**Task requirements:**
Extract all of the data and reproduce it precisely.

----- The input -----

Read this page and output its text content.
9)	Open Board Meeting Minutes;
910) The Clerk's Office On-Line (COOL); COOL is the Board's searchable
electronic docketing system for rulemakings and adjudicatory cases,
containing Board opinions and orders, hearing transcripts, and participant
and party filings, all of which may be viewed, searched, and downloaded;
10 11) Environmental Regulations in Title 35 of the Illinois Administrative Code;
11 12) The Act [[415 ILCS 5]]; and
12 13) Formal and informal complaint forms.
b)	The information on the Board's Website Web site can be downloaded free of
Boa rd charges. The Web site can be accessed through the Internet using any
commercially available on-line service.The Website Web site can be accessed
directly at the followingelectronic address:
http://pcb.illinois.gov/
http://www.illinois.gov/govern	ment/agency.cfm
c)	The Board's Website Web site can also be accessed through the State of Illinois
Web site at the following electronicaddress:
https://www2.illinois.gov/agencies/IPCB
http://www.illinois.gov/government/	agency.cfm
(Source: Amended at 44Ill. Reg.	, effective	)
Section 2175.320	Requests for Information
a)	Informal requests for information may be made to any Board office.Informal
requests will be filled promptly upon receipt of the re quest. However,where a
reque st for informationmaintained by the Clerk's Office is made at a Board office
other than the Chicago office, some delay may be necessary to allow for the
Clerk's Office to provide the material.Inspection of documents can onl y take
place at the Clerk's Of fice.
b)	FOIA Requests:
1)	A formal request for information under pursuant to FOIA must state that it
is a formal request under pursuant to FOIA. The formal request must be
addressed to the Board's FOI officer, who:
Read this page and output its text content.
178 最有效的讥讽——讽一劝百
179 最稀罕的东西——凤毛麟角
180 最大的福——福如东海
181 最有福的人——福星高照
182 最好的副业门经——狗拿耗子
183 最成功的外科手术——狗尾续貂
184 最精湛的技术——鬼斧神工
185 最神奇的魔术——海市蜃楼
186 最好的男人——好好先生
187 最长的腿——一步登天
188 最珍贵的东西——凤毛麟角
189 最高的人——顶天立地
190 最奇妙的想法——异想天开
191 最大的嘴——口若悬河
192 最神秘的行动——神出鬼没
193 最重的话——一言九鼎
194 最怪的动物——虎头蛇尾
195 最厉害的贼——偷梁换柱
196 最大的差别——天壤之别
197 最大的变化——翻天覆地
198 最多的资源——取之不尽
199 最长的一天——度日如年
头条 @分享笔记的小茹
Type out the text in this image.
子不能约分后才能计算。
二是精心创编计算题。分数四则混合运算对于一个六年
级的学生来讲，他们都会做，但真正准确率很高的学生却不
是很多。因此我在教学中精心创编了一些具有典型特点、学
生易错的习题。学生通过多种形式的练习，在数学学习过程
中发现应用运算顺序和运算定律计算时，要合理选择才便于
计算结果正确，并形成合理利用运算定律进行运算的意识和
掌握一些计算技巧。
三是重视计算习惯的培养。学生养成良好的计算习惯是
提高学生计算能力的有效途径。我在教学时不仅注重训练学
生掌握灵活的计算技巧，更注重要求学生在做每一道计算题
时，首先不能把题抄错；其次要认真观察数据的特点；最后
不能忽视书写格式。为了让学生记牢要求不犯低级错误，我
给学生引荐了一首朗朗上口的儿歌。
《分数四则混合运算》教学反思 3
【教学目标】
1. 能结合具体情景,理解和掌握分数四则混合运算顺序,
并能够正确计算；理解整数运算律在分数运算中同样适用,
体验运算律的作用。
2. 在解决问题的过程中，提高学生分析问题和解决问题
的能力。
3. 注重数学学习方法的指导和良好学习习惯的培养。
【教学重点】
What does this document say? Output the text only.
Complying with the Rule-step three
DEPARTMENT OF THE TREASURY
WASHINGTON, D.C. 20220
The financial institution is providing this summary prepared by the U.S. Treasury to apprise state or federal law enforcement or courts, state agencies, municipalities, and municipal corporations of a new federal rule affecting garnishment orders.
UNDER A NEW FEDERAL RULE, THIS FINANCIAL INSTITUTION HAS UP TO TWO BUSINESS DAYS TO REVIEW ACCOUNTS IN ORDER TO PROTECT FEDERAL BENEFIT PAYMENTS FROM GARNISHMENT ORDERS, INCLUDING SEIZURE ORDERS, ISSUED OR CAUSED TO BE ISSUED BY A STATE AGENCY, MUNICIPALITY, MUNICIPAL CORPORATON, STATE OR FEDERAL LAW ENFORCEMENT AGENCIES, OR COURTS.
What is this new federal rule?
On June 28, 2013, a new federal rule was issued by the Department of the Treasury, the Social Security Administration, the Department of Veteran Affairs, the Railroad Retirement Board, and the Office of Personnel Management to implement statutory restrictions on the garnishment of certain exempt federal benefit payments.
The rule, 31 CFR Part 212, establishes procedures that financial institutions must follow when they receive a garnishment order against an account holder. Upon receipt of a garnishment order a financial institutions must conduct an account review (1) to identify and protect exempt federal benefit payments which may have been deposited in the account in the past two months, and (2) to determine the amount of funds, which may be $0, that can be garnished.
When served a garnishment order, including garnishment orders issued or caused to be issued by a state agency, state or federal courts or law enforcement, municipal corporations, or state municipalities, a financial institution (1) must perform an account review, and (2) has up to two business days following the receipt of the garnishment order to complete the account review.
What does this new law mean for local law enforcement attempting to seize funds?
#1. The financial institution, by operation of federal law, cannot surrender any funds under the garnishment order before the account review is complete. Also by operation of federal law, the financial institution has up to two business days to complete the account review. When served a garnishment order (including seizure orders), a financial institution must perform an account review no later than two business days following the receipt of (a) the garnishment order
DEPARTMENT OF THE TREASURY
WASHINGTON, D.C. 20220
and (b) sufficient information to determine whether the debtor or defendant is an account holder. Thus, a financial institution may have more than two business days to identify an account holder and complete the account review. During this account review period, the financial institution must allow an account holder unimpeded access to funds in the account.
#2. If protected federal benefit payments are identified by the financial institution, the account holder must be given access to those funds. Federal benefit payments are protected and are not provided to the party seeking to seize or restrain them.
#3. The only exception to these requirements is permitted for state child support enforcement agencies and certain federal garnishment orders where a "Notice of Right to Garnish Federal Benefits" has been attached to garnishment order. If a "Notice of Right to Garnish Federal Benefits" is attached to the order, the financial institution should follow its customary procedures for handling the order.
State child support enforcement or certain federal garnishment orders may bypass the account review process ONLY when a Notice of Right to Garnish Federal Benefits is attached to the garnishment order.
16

-----

**Reply to the task:**
Read this page and output its text content.
9)	Open Board Meeting Minutes;
910) The Clerk's Office On-Line (COOL); COOL is the Board's searchable
electronic docketing system for rulemakings and adjudicatory cases,
containing Board opinions and orders, hearing transcripts, and participant
and party filings, all of which may be viewed, searched, and downloaded;
10 11) Environmental Regulations in Title 35 of the Illinois Administrative Code;
11 12) The Act [[415 ILCS 5]]; and
12 13) Formal and informal complaint forms.
b)	The information on the Board's Website Web site can be downloaded free of
Boa rd charges. The Web site can be accessed through the Internet using any
commercially available on-line service.The Website Web site can be accessed
directly at the followingelectronic address:
http://pcb.illinois.gov/
http://www.illinois.gov/govern	ment/agency.cfm
c)	The Board's Website Web site can also be accessed through the State of Illinois
Web site at the following electronicaddress:
https://www2.illinois.gov/agencies/IPCB
http://www.illinois.gov/government/	agency.cfm
(Source: Amended at 44Ill. Reg.	, effective	)
Section 2175.320	Requests for Information
a)	Informal requests for information may be made to any Board office.Informal
requests will be filled promptly upon receipt of the re quest. However,where a
reque st for informationmaintained by the Clerk's Office is made at a Board office
other than the Chicago office, some delay may be necessary to allow for the
Clerk's Office to provide the material.Inspection of documents can onl y take
place at the Clerk's Of fice.
b)	FOIA Requests:
1)	A formal request for information under pursuant to FOIA must state that it
is a formal request under pursuant to FOIA. The formal request must be
addressed to the Board's FOI officer, who:
Read this page and output its text content.
178 最有效的讥讽——讽一劝百
179 最稀罕的东西——凤毛麟角
180 最大的福——福如东海
181 最有福的人——福星高照
182 最好的副业门经——狗拿耗子
183 最成功的外科手术——狗尾续貂
184 最精湛的技术——鬼斧神工
185 最神奇的魔术——海市蜃楼
186 最好的男人——好好先生
187 最长的腿——一步登天
188 最珍贵的东西——凤毛麟角
189 最高的人——顶天立地
190 最奇妙的想法——异想天开
191 最大的嘴——口若悬河
192 最神秘的行动——神出鬼没
193 最重的话——一言九鼎
194 最怪的动物——虎头蛇尾
195 最厉害的贼——偷梁换柱
196 最大的差别——天壤之别
197 最大的变化——翻天覆地
198 最多的资源——取之不尽
199 最长的一天——度日如年
头条 @分享笔记的小茹
Type out the text in this image.
子不能约分后才能计算。
二是精心创编计算题。分数四则混合运算对于一个六年
级的学生来讲，他们都会做，但真正准确率很高的学生却不
是很多。因此我在教学中精心创编了一些具有典型特点、学
生易错的习题。学生通过多种形式的练习，在数学学习过程
中发现应用运算顺序和运算定律计算时，要合理选择才便于
计算结果正确，并形成合理利用运算定律进行运算的意识和
掌握一些计算技巧。
三是重视计算习惯的培养。学生养成良好的计算习惯是
提高学生计算能力的有效途径。我在教学时不仅注重训练学
生掌握灵活的计算技巧，更注重要求学生在做每一道计算题
时，首先不能把题抄错；其次要认真观察数据的特点；最后
不能忽视书写格式。为了让学生记牢要求不犯低级错误，我
给学生引荐了一首朗朗上口的儿歌。
《分数四则混合运算》教学反思 3
【教学目标】
1. 能结合具体情景,理解和掌握分数四则混合运算顺序,
并能够正确计算；理解整数运算律在分数运算中同样适用,
体验运算律的作用。
2. 在解决问题的过程中，提高学生分析问题和解决问题
的能力。
3. 注重数学学习方法的指导和良好学习习惯的培养。
【教学重点】
What does this document say? Output the text only.
Complying with the Rule-step three
DEPARTMENT OF THE TREASURY
WASHINGTON, D.C. 20220
The financial institution is providing this summary prepared by the U.S. Treasury to apprise state or federal law enforcement or courts, state agencies, municipalities, and municipal corporations of a new federal rule affecting garnishment orders.
UNDER A NEW FEDERAL RULE, THIS FINANCIAL INSTITUTION HAS UP TO TWO BUSINESS DAYS TO REVIEW ACCOUNTS IN ORDER TO PROTECT FEDERAL BENEFIT PAYMENTS FROM GARNISHMENT ORDERS, INCLUDING SEIZURE ORDERS, ISSUED OR CAUSED TO BE ISSUED BY A STATE AGENCY, MUNICIPALITY, MUNICIPAL CORPORATON, STATE OR FEDERAL LAW ENFORCEMENT AGENCIES, OR COURTS.
What is this new federal rule?
On June 28, 2013, a new federal rule was issued by the Department of the Treasury, the Social Security Administration, the Department of Veteran Affairs, the Railroad Retirement Board, and the Office of Personnel Management to implement statutory restrictions on the garnishment of certain exempt federal benefit payments.
The rule, 31 CFR Part 212, establishes procedures that financial institutions must follow when they receive a garnishment order against an account holder. Upon receipt of a garnishment order a financial institutions must conduct an account review (1) to identify and protect exempt federal benefit payments which may have been deposited in the account in the past two months, and (2) to determine the amount of funds, which may be $0, that can be garnished.
When served a garnishment order, including garnishment orders issued or caused to be issued by a state agency, state or federal courts or law enforcement, municipal corporations, or state municipalities, a financial institution (1) must perform an account review, and (2) has up to two business days following the receipt of the garnishment order to complete the account review.
What does this new law mean for local law enforcement attempting to seize funds?
#1. The financial institution, by operation of federal law, cannot surrender any funds under the garnishment order before the account review is complete. Also by operation of federal law, the financial institution has up to two business days to complete the account review. When served a garnishment order (including seizure orders), a financial institution must perform an account review no later than two business days following the receipt of (a) the garnishment order
DEPARTMENT OF THE TREASURY
WASHINGTON, D.C. 20220
and (b) sufficient information to determine whether the debtor or defendant is an account holder. Thus, a financial institution may have more than two business days to identify an account holder and complete the account review. During this account review period, the financial institution must allow an account holder unimpeded access to funds in the account.
#2. If protected federal benefit payments are identified by the financial institution, the account holder must be given access to those funds. Federal benefit payments are protected and are not provided to the party seeking to seize or restrain them.
#3. The only exception to these requirements is permitted for state child support enforcement agencies and certain federal garnishment orders where a "Notice of Right to Garnish Federal Benefits" has been attached to garnishment order. If a "Notice of Right to Garnish Federal Benefits" is attached to the order, the financial institution should follow its customary procedures for handling the order.
State child support enforcement or certain federal garnishment orders may bypass the account review process ONLY when a Notice of Right to Garnish Federal Benefits is attached to the garnishment order.
16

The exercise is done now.